> WHAT TO PRODUCE
Decide whether each statement agrees with the text below on the streetlight effect, and back each yes or no with the deciding words quoted from it.
1. Yankelovich called the second step, disregarding what cannot easily be measured, misleading.
2. In the controlled study, experienced developers given AI tools finished their tasks faster.
3. The text calls easy numbers such as tickets closed useless.

> STUDY TEXT
There is an old joke about a man searching for his lost keys under a streetlight. A passerby asks where he dropped them. “Over in the park,” he says, “but the light is better here.” We laugh, and then we go build our performance dashboards the same way.
This is the streetlight effect, and its more formal name is the McNamara fallacy, after Robert McNamara, who as Secretary of Defense leaned heavily on quantifiable measures of progress. The social scientist Daniel Yankelovich described it as a four-step slide. First, measure what can easily be measured. That is fine. Second, disregard what cannot easily be measured, or assign it an arbitrary number. That is misleading. Third, assume that what cannot be measured easily is not important. That, he said, is blindness. Fourth, conclude that what cannot be measured does not exist at all. That, he said, is suicide.
Nothing makes the trap more vivid than the current scramble to measure the productivity payoff of AI. A 2026 industry report covered by MIT Sloan Management Review found that nearly nine in ten engineering leaders believe AI tools improved their developers’ productivity, while much of the promised gain shows up in no metric at all. The new work AI creates, the reviewing, the validating, the cognitive load of checking a machine’s output, lands precisely in the dark, outside the dashboard.
It gets stranger. In a controlled study, experienced developers given AI tools actually took longer to finish their tasks, yet afterward they believed the tools had sped them up. The thing that was easy to feel, a sense of speed, pointed the opposite way from the thing that was hard to measure, the actual time. If even the people doing the work misjudge it, imagine what a tidy chart of commits and lines of code is really telling you.
That is the heart of the problem with knowledge work. The easy numbers, tickets closed, hours logged, lines written, measure motion, not value. They are real and not useless, but they are the light near the lamppost. The actual product, good judgment, a problem prevented, a hard call made well, tends to sit in the dark where counting is awkward. And the moment we decide the dark contains nothing worth knowing, we have taken Yankelovich’s fatal fourth step.

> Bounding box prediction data
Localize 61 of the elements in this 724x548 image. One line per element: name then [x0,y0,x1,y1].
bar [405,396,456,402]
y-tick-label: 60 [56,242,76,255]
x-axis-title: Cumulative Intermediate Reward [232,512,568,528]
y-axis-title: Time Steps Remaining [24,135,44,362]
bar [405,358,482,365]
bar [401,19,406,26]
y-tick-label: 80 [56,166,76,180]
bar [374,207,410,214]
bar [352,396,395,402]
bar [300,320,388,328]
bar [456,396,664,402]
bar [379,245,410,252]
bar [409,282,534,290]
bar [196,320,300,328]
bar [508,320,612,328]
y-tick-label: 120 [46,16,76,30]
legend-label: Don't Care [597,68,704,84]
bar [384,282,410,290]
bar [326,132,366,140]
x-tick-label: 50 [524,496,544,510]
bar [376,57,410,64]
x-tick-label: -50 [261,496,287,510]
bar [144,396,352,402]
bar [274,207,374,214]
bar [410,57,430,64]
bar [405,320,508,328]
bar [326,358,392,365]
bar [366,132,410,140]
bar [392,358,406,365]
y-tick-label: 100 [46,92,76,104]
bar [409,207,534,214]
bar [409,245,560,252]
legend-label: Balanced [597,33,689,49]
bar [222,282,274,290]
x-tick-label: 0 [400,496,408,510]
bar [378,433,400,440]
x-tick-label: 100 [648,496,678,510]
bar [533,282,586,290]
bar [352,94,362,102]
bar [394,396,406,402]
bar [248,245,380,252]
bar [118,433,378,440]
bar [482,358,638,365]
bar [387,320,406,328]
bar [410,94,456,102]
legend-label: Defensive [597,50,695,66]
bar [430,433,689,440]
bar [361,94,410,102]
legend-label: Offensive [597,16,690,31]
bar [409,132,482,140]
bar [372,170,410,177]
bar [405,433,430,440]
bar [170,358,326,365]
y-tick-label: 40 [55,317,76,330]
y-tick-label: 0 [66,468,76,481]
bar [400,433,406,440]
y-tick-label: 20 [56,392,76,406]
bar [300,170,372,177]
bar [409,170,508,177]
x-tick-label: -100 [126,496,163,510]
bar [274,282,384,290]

> WRITTEN REPLY
1. Yes: "That is misleading."
2. No: "experienced developers given AI tools actually took longer to finish their tasks"
3. No: "They are real and not useless"